§ **WHAT THIS TASK INVOLVES**
Leave out the pictures and return every entry exactly as it appears.
** start RECORD SET **
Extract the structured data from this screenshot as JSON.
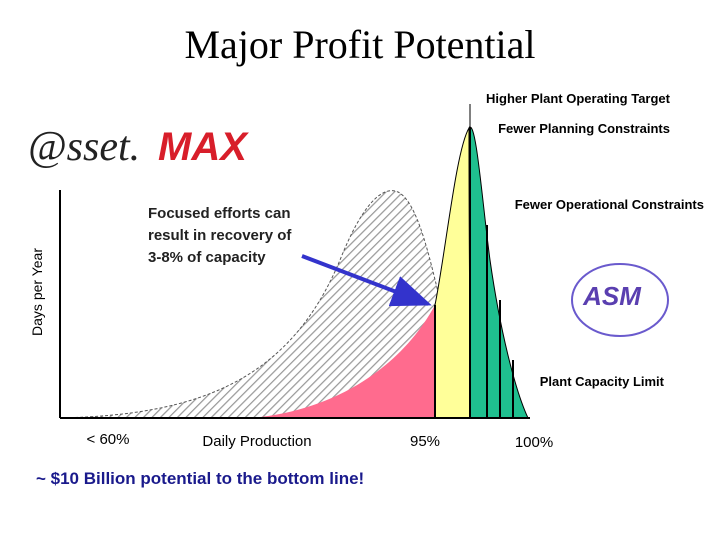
{
  "title": "Major Profit Potential",
  "logo": {
    "prefix": "@sset.",
    "suffix": "MAX"
  },
  "asm_logo": "ASM",
  "annotations": {
    "target": "Higher Plant Operating Target",
    "planning": "Fewer Planning Constraints",
    "operational": "Fewer Operational Constraints",
    "capacity": "Plant Capacity  Limit"
  },
  "callout": [
    "Focused efforts can",
    "result in recovery of",
    "3-8% of capacity"
  ],
  "axes": {
    "y_label": "Days per Year",
    "x_labels": [
      "< 60%",
      "Daily Production",
      "95%",
      "100%"
    ]
  },
  "footer": "~ $10 Billion potential to the bottom line!"
}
** end RECORD SET **
§ **FULL SOLUTION**
Extract the structured data from this screenshot as JSON.
{
  "title": "Major Profit Potential",
  "logo": {
    "prefix": "@sset.",
    "suffix": "MAX"
  },
  "asm_logo": "ASM",
  "annotations": {
    "target": "Higher Plant Operating Target",
    "planning": "Fewer Planning Constraints",
    "operational": "Fewer Operational Constraints",
    "capacity": "Plant Capacity  Limit"
  },
  "callout": [
    "Focused efforts can",
    "result in recovery of",
    "3-8% of capacity"
  ],
  "axes": {
    "y_label": "Days per Year",
    "x_labels": [
      "< 60%",
      "Daily Production",
      "95%",
      "100%"
    ]
  },
  "footer": "~ $10 Billion potential to the bottom line!"
}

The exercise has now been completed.